◆ CHALLENGE: Collect the lines of the entries where "марта" shows up.

◆ SUPPLIED ENTRIES:
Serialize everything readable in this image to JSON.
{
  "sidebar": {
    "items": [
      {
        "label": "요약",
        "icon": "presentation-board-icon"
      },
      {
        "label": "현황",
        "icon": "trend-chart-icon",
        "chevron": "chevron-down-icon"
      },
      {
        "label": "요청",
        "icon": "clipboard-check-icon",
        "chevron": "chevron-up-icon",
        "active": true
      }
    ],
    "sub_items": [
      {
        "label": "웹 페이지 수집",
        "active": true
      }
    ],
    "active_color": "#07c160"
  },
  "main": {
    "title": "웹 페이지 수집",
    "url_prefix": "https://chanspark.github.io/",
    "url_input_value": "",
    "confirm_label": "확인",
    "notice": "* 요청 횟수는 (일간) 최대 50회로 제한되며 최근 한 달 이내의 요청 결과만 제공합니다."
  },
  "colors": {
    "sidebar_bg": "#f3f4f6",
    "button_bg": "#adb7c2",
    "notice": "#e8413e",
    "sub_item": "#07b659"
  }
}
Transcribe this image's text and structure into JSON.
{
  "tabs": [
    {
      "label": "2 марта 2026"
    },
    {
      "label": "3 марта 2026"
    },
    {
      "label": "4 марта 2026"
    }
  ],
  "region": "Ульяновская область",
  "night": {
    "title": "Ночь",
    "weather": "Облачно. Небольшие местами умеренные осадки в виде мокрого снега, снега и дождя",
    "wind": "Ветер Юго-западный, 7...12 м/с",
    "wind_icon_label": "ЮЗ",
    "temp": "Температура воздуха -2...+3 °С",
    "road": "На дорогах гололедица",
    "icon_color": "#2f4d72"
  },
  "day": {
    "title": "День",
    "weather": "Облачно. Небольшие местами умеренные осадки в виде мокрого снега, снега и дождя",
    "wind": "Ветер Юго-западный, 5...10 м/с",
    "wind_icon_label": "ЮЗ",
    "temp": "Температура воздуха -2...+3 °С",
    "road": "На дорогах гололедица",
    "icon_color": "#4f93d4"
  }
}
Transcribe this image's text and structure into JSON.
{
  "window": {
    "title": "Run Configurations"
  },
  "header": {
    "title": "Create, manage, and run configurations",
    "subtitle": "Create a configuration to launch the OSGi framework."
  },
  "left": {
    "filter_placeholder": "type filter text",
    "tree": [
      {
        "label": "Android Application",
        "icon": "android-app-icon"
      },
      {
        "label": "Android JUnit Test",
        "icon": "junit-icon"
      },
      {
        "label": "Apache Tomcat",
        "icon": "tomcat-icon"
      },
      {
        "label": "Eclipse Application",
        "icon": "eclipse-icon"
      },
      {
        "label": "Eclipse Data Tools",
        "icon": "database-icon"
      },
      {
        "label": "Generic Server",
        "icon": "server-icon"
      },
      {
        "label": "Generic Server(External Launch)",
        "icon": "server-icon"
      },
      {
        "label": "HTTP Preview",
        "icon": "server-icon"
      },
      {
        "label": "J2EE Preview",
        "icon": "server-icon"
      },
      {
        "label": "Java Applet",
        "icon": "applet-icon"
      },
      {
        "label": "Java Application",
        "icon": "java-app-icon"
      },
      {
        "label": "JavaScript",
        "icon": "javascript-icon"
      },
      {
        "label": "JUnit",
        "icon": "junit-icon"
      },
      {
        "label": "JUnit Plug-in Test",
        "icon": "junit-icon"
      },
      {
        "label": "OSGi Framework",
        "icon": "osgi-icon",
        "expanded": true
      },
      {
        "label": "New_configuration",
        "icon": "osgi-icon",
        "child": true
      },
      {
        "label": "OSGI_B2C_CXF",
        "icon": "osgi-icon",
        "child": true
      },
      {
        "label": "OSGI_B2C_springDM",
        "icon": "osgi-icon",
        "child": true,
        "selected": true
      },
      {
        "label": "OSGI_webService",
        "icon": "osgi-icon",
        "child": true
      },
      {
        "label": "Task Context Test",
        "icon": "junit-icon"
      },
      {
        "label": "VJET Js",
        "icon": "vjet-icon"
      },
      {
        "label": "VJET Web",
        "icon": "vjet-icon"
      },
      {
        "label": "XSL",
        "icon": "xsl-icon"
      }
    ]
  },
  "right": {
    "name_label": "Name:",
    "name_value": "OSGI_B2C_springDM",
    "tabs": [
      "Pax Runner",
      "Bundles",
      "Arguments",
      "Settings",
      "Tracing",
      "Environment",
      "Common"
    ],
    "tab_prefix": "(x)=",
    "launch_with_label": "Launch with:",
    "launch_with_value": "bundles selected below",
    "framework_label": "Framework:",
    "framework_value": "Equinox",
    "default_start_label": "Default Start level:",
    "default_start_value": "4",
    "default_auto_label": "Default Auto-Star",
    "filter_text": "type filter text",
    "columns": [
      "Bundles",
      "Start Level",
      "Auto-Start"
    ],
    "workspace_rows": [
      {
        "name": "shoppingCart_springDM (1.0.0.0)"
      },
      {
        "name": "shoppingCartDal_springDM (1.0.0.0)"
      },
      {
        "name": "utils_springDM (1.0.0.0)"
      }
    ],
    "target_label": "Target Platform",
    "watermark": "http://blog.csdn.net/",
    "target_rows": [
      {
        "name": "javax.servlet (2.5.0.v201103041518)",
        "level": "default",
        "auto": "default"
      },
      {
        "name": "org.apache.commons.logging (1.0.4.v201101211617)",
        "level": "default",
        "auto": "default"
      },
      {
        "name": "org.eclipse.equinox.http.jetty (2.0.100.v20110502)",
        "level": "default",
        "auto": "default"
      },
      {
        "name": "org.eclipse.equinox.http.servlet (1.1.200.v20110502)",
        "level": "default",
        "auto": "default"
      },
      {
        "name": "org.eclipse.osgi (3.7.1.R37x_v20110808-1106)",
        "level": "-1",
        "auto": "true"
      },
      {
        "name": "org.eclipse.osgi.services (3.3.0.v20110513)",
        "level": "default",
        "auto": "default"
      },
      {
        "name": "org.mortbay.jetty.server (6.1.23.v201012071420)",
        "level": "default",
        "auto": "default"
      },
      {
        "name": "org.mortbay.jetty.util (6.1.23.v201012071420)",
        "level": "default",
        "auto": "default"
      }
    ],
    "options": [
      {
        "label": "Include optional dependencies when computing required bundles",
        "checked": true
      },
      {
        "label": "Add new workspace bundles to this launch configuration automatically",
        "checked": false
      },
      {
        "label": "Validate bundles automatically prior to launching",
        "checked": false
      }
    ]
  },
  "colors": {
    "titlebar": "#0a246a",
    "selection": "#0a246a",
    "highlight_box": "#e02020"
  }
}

◆ THE SOLUTION:
      "label": "2 марта 2026"
      "label": "3 марта 2026"
      "label": "4 марта 2026"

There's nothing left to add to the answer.